** BEGIN Data to process **

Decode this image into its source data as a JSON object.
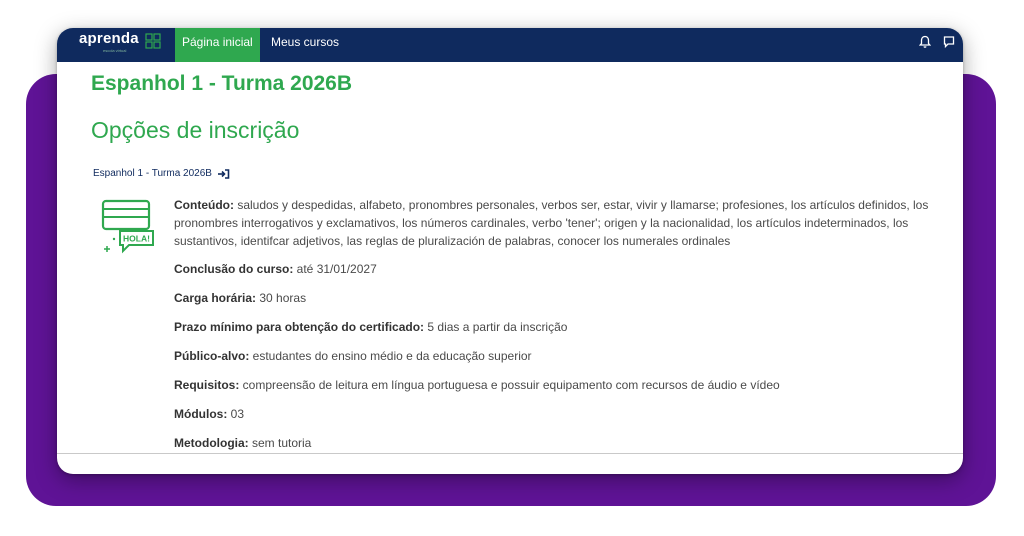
{
  "navbar": {
    "logo_text": "aprenda",
    "logo_sub": "escola virtual",
    "home_label": "Página inicial",
    "courses_label": "Meus cursos",
    "icons": [
      "bell-icon",
      "chat-icon"
    ]
  },
  "course": {
    "title": "Espanhol 1 - Turma 2026B"
  },
  "page": {
    "section_title": "Opções de inscrição",
    "enrol_link": "Espanhol 1 - Turma 2026B",
    "icon_text": "HOLA!"
  },
  "details": {
    "content_label": "Conteúdo:",
    "content_value": " saludos y despedidas, alfabeto, pronombres personales, verbos ser, estar, vivir y llamarse; profesiones, los artículos definidos, los pronombres interrogativos y exclamativos, los números cardinales, verbo 'tener'; origen y la nacionalidad, los artículos indeterminados, los sustantivos, identifcar adjetivos, las reglas de pluralización de palabras, conocer los numerales ordinales",
    "conclusion_label": "Conclusão do curso:",
    "conclusion_value": " até 31/01/2027",
    "workload_label": "Carga horária:",
    "workload_value": " 30 horas",
    "deadline_label": "Prazo mínimo para obtenção do certificado:",
    "deadline_value": " 5 dias a partir da inscrição",
    "audience_label": "Público-alvo:",
    "audience_value": " estudantes do ensino médio e da educação superior",
    "requirements_label": "Requisitos:",
    "requirements_value": " compreensão de leitura em língua portuguesa e possuir equipamento com recursos de áudio e vídeo",
    "modules_label": "Módulos:",
    "modules_value": " 03",
    "methodology_label": "Metodologia:",
    "methodology_value": " sem tutoria"
  },
  "colors": {
    "navbar": "#0f2a5e",
    "accent_green": "#2fa84f",
    "background_purple": "#5f1396"
  }
}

** END Data to process **

■ **Given exercise**
Which lines above hold the word "Turma"? Copy each of them.

■ **Response to the task**
    "title": "Espanhol 1 - Turma 2026B"
    "enrol_link": "Espanhol 1 - Turma 2026B",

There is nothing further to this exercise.